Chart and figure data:
####################
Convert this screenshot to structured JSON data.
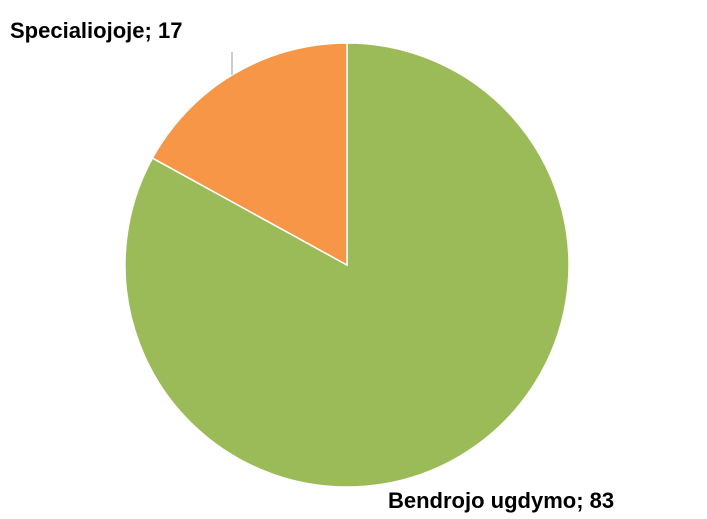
{
  "chart_data": {
    "type": "pie",
    "categories": [
      "Bendrojo ugdymo",
      "Specialiojoje"
    ],
    "values": [
      83,
      17
    ],
    "colors": [
      "#9bbb59",
      "#f79646"
    ]
  }
}
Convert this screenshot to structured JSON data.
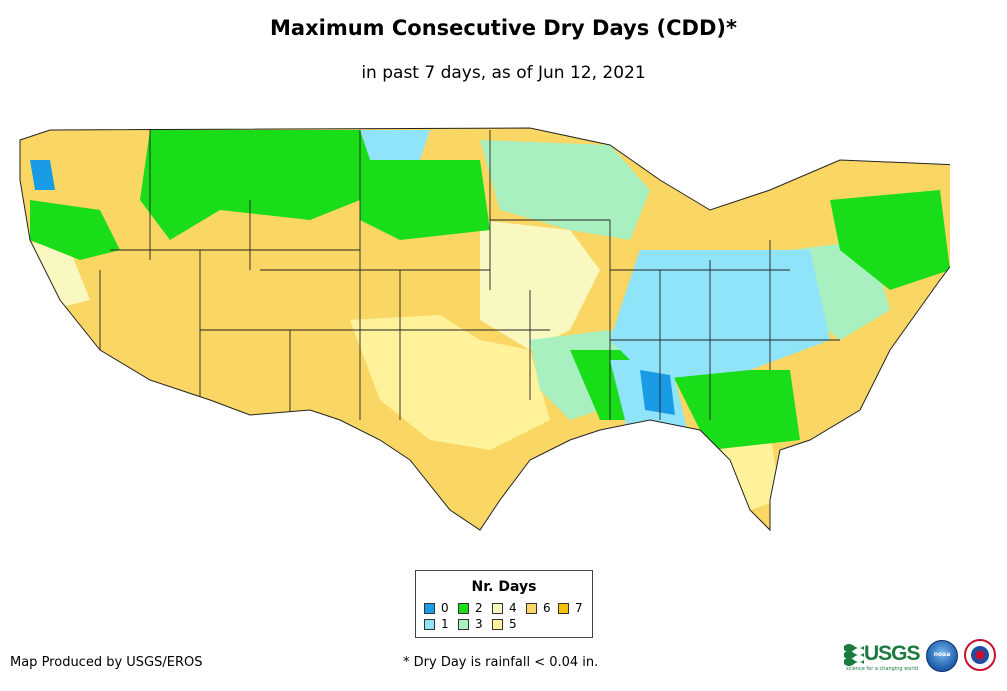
{
  "title": "Maximum Consecutive Dry Days (CDD)*",
  "subtitle": "in past 7 days, as of Jun 12, 2021",
  "legend": {
    "title": "Nr. Days",
    "items": [
      {
        "label": "0",
        "color": "#1a9be6"
      },
      {
        "label": "1",
        "color": "#90e4fa"
      },
      {
        "label": "2",
        "color": "#18dd18"
      },
      {
        "label": "3",
        "color": "#a8f0c0"
      },
      {
        "label": "4",
        "color": "#f8f8c0"
      },
      {
        "label": "5",
        "color": "#fff29a"
      },
      {
        "label": "6",
        "color": "#fad764"
      },
      {
        "label": "7",
        "color": "#f7c100"
      }
    ]
  },
  "credit": "Map Produced by USGS/EROS",
  "footnote": "* Dry Day is rainfall < 0.04 in.",
  "logos": {
    "usgs": "USGS",
    "usgs_tagline": "science for a changing world",
    "noaa": "noaa",
    "nws": "National Weather Service"
  }
}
####################
### [Instruction]
Collect the lines of the records that include the string "label".

### [Task output]
        "label": "0",
        "label": "1",
        "label": "2",
        "label": "3",
        "label": "4",
        "label": "5",
        "label": "6",
        "label": "7",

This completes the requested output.